* [Trecho do documento]:
───
17 de agosto de 2009

Análise do trabalho de formação e do processo pessoal de aprendizagem

As situações que demandam análise do modelo e do processo de formação que ocorre no grupo, bem como do processo pessoal de aprendizagem, contribuem para que os educadores desenvolvam sua capacidade de "enxergar além" dos conteúdos observáveis, para mergulhar em outras questões que permitam aprender conteúdos que dependem de tematização para se tornar evidentes.
Entretanto, a análise de atividades, estratégias, procedimentos e atitudes que o formador utiliza para abordar o que é conteúdo explícito da formação fazem muito mais sentido no trabalho com formadores do que no trabalho com professores. Nesse caso, as estratégias que precisam ser explicitadas são aquelas que guardam similaridade com a didática de sala de aula e que,por essa razão,acabam sendo também conteúdo da formação. Em geral, com professores é suficiente escolher e utilizar boas estratégias metodológicas, não é necessário torná-las observáveis para eles.
───
* [Execute isto]:
Extraia do trecho sobre formação de educadores a passagem de "As situações que" até "se tornar evidentes.", inclusive, reproduzindo-a sem nenhuma alteração.

(Dados registrados)
───
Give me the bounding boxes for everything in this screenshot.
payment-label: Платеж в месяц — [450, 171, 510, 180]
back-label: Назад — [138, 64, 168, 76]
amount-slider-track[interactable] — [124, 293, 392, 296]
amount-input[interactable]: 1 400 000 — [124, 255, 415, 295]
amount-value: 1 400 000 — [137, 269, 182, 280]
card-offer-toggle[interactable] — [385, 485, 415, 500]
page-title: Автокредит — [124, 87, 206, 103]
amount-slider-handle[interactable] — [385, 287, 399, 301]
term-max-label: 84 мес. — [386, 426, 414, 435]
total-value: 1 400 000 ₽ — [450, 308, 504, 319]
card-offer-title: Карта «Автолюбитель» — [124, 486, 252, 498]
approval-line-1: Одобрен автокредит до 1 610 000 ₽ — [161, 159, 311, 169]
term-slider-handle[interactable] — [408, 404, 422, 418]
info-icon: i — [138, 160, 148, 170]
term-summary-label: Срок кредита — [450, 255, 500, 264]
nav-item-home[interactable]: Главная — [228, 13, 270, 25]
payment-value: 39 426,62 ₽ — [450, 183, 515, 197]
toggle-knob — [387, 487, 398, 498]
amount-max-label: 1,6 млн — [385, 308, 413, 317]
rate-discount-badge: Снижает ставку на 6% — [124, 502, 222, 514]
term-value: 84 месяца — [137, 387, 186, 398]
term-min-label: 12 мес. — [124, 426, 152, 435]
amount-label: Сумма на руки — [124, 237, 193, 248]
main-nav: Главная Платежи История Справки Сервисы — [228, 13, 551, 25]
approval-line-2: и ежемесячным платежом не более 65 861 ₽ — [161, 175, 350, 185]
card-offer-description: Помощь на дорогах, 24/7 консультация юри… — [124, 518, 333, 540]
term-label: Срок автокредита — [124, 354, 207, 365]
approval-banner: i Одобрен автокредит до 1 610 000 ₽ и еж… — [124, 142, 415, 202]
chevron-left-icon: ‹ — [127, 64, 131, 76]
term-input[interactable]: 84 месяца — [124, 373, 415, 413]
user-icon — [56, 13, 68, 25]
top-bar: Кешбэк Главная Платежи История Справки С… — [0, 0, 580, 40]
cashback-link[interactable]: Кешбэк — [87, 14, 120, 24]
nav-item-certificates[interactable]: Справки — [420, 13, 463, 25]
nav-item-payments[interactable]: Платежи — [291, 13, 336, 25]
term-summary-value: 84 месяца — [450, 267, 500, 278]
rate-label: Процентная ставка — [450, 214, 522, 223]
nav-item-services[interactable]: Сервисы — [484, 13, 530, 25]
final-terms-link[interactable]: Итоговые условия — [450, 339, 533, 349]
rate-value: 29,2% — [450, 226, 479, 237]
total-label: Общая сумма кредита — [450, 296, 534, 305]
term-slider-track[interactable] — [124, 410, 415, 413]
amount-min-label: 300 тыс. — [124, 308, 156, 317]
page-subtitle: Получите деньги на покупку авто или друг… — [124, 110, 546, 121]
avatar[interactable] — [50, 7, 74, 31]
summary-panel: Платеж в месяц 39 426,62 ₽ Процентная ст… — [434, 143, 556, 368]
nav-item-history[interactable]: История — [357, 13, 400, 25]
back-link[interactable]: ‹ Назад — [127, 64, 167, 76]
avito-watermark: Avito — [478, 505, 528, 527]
───
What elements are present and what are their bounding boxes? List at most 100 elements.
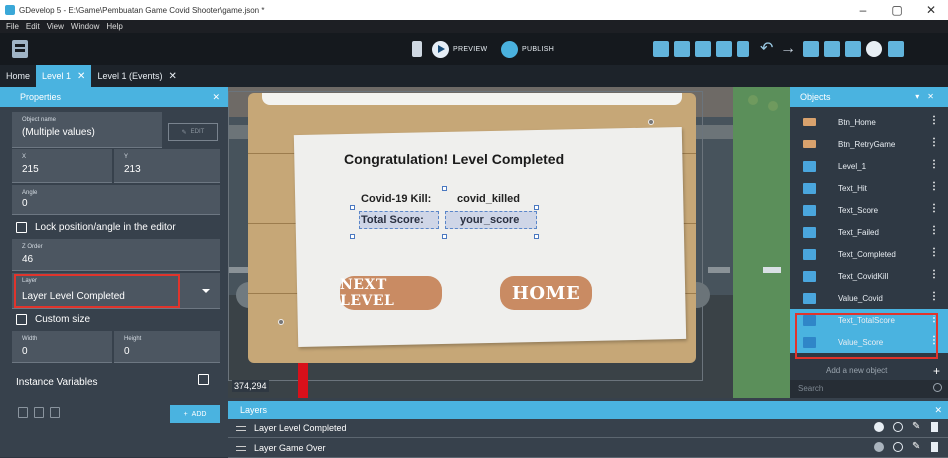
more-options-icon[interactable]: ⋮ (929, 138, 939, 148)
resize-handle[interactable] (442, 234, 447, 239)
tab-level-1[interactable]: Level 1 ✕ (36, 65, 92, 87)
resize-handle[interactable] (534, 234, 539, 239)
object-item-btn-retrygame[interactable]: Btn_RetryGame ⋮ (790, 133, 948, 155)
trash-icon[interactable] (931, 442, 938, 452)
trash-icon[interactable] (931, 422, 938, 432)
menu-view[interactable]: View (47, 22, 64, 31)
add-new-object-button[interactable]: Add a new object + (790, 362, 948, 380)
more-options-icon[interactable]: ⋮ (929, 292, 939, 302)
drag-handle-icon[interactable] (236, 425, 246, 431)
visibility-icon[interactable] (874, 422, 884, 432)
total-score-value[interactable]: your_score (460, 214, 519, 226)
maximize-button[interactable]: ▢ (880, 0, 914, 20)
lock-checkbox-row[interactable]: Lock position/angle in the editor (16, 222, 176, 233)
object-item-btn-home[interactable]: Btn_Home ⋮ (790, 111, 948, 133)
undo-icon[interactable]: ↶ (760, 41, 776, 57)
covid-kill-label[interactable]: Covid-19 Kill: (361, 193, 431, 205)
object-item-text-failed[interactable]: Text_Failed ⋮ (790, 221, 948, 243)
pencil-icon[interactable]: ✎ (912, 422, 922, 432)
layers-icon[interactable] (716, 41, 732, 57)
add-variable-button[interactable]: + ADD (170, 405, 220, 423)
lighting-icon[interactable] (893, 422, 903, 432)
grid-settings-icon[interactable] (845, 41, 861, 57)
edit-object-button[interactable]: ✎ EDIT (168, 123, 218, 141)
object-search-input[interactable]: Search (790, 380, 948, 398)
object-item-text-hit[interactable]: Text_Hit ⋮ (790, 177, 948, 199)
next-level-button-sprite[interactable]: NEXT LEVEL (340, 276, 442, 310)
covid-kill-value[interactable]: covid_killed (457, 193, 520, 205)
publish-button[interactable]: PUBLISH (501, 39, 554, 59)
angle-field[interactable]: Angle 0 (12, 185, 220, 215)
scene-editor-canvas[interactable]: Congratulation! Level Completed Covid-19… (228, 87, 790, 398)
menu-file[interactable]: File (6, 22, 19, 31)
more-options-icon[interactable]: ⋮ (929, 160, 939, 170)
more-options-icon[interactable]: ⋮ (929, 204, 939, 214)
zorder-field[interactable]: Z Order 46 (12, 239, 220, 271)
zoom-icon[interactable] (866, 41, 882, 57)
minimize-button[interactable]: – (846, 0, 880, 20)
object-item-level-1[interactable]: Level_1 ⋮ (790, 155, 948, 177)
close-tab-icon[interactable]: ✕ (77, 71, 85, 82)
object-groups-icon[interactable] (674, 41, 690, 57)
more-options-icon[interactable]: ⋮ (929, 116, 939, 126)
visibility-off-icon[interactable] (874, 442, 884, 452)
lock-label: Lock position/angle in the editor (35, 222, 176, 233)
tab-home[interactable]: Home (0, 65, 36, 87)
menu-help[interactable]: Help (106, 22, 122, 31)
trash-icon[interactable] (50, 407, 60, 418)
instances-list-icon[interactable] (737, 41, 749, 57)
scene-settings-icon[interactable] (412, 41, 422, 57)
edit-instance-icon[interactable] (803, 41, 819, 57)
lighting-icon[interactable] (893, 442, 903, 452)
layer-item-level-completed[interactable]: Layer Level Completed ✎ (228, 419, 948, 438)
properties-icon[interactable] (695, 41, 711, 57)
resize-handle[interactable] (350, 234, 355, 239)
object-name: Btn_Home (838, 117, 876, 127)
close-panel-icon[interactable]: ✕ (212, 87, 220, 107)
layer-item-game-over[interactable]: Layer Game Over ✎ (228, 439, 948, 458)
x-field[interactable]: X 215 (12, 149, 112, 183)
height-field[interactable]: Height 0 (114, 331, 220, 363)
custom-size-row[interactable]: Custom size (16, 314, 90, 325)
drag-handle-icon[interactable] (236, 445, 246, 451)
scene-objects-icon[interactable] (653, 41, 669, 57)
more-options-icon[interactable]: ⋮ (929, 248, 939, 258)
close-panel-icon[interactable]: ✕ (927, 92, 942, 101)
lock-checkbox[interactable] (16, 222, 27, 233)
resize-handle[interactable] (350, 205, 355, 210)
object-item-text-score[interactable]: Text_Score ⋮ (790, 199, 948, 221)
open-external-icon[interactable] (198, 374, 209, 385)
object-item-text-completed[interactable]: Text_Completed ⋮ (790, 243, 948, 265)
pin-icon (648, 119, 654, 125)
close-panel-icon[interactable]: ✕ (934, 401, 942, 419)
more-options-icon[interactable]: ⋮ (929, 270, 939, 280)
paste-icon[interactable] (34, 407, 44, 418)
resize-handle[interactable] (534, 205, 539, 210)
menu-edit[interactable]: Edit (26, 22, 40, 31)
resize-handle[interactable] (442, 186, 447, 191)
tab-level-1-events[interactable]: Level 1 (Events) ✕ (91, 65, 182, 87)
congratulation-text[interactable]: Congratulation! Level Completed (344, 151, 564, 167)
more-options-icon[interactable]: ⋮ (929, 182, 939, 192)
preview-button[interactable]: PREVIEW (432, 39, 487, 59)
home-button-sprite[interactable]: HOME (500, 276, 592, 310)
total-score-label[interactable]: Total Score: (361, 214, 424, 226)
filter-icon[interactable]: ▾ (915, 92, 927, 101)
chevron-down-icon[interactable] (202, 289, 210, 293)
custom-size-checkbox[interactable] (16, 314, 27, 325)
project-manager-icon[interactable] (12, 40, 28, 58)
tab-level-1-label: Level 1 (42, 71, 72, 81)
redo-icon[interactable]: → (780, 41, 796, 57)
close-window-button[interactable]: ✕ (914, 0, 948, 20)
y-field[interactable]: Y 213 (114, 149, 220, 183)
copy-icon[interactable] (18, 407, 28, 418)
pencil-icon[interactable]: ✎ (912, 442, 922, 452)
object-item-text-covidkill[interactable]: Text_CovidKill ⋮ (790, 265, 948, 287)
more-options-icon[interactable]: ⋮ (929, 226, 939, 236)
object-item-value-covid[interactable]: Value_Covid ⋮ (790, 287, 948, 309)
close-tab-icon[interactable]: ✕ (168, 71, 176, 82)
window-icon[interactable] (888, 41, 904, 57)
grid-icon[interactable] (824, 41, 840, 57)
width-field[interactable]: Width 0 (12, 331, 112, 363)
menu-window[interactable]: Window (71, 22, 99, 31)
───
* [Resposta da tarefa]:
As situações que demandam análise do modelo e do processo de formação que ocorre no grupo, bem como do processo pessoal de aprendizagem, contribuem para que os educadores desenvolvam sua capacidade de "enxergar além" dos conteúdos observáveis, para mergulhar em outras questões que permitam aprender conteúdos que dependem de tematização para se tornar evidentes.